▸ Work instructions
Do any lines in the data below contain "this"? If so, copy every one of them.

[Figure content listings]
◆ ◆ ◆

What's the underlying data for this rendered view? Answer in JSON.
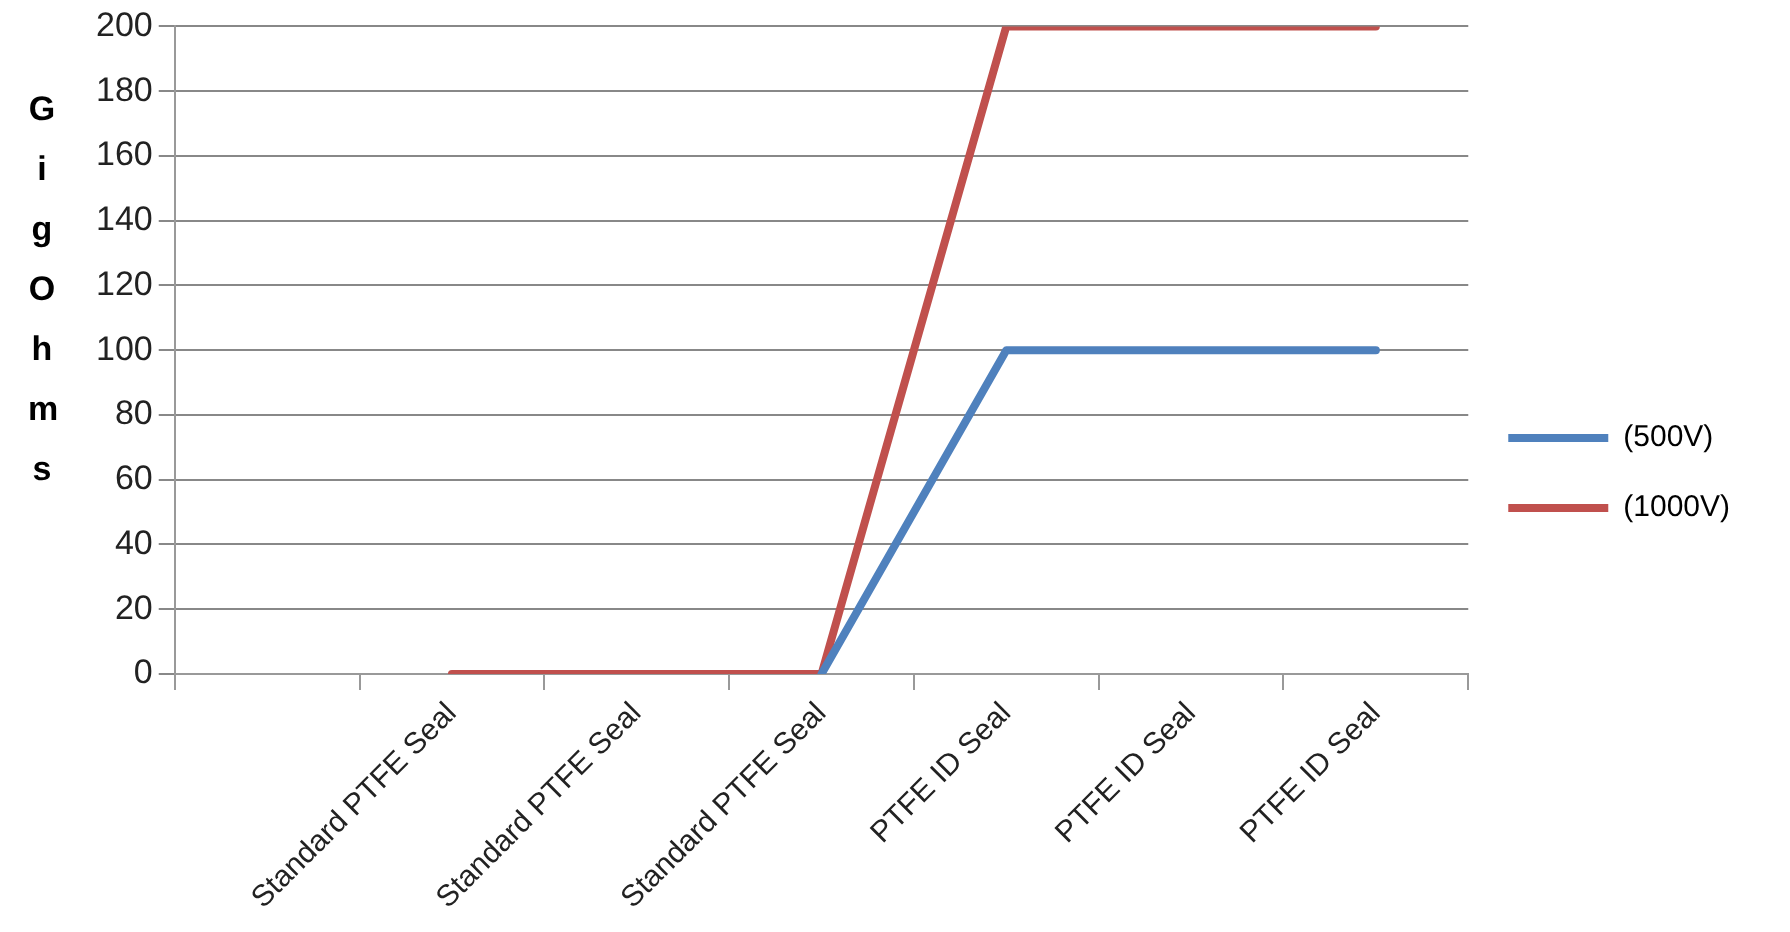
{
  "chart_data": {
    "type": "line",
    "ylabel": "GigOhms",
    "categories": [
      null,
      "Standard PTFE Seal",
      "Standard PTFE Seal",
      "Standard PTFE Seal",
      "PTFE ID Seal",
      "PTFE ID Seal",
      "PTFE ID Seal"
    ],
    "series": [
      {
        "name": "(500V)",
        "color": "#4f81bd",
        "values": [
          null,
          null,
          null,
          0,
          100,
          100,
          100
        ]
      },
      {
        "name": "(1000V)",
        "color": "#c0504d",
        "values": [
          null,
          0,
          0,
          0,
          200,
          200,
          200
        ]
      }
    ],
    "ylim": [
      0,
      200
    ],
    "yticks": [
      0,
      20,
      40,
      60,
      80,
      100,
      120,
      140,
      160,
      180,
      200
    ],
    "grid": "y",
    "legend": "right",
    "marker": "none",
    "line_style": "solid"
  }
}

◆ ◆ ◆

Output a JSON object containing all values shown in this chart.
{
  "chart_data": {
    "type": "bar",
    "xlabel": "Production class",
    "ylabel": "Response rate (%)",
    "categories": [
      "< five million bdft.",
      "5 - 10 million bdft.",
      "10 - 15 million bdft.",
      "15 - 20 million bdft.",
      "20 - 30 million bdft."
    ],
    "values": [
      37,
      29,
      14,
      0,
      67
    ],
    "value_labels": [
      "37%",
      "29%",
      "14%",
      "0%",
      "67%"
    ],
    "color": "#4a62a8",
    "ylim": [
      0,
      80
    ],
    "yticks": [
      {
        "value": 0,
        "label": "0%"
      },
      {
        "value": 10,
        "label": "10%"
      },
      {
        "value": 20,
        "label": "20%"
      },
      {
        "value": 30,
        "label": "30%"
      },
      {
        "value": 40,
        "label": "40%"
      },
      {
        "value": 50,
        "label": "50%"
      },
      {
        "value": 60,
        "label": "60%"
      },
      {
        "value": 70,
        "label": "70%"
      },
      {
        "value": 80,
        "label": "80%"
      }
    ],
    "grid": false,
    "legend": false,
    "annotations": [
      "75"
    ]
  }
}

◆ ◆ ◆

▸ Exercise result
What's the underlying data for this rendered view? Answer in JSON.
Output a JSON object containing all values shown in this chart.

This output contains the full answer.